[Data entries]
<<<<

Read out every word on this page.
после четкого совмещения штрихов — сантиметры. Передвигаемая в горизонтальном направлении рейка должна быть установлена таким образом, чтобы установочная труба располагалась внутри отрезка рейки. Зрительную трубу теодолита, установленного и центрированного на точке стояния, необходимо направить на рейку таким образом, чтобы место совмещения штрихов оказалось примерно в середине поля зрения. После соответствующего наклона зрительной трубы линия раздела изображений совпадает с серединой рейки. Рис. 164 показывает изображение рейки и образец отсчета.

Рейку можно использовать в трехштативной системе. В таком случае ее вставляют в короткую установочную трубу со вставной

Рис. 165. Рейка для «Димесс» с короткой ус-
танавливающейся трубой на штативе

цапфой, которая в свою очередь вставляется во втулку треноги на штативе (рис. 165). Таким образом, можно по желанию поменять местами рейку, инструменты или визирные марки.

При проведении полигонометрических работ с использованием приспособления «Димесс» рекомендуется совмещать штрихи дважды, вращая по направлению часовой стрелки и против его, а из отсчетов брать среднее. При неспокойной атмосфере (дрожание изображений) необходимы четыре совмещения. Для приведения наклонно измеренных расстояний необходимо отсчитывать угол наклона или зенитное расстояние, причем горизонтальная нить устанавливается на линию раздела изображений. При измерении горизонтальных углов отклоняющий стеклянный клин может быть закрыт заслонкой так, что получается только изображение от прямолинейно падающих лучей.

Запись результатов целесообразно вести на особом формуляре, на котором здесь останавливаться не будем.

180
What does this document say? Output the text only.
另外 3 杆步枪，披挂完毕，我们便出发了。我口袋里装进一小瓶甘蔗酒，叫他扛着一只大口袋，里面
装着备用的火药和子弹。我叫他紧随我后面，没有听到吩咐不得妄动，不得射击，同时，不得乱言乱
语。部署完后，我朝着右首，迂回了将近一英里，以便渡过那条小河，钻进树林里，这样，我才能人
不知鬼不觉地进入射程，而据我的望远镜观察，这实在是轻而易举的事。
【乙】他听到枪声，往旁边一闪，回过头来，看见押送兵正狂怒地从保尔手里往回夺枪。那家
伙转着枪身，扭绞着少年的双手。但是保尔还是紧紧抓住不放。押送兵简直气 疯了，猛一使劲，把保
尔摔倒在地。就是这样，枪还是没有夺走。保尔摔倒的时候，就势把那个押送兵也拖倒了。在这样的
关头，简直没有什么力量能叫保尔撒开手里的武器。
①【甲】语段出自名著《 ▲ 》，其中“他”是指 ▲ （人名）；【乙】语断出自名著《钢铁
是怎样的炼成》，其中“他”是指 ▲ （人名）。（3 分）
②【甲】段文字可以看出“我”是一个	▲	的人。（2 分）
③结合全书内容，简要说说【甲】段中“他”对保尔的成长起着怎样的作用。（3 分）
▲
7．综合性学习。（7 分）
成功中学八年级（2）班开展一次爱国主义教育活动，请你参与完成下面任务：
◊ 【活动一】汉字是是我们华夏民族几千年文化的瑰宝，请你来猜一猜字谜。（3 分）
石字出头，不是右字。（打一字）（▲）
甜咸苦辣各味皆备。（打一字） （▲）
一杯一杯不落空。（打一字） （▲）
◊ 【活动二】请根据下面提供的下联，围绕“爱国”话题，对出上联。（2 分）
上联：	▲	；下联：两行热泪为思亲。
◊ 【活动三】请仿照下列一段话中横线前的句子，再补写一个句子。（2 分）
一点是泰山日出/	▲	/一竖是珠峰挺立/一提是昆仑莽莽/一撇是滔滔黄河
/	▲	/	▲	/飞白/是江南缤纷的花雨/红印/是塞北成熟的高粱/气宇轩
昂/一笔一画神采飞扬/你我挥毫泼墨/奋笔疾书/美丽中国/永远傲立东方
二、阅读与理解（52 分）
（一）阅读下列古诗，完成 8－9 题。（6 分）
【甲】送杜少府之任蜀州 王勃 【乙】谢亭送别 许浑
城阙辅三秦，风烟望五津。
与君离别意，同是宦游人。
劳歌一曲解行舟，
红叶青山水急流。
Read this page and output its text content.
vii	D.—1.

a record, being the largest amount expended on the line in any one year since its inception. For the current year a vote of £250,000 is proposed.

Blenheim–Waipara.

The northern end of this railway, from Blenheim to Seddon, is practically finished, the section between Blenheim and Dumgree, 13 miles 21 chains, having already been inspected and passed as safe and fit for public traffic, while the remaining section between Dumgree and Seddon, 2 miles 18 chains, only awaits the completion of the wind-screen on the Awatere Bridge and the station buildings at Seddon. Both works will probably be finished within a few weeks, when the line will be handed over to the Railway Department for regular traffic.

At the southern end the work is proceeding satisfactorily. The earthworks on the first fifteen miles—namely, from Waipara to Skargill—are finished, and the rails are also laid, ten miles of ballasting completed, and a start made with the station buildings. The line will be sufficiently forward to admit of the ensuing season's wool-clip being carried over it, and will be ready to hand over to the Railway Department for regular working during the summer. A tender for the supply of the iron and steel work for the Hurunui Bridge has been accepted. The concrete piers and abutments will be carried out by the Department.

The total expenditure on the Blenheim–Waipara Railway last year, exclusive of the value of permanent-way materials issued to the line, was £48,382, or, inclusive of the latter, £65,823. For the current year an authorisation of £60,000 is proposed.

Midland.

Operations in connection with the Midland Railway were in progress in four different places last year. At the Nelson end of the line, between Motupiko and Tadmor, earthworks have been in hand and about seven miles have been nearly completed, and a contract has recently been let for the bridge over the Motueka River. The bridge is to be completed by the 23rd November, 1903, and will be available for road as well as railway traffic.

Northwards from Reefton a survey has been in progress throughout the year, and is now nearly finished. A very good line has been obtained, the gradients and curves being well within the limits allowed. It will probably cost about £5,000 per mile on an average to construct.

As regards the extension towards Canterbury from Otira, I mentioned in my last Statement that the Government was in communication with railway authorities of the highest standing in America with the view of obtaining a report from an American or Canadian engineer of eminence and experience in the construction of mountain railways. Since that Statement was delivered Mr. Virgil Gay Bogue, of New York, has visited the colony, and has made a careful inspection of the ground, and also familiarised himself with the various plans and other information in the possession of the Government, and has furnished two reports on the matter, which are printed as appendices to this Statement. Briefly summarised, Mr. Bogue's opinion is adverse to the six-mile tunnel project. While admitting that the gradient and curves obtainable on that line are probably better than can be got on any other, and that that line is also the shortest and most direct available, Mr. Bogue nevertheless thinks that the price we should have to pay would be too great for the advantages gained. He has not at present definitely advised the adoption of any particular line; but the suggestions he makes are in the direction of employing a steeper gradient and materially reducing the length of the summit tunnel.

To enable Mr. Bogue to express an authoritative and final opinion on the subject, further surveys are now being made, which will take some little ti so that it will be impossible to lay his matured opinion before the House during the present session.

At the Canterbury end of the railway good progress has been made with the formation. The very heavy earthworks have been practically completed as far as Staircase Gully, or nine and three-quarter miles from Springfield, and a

>>>>

What this task involves - Search the preceding listing for the word "штативе" and pull out every line that holds it.

The completed task -
танавливающейся трубой на штативе
цапфой, которая в свою очередь вставляется во втулку треноги на штативе (рис. 165). Таким образом, можно по желанию поменять местами рейку, инструменты или визирные марки.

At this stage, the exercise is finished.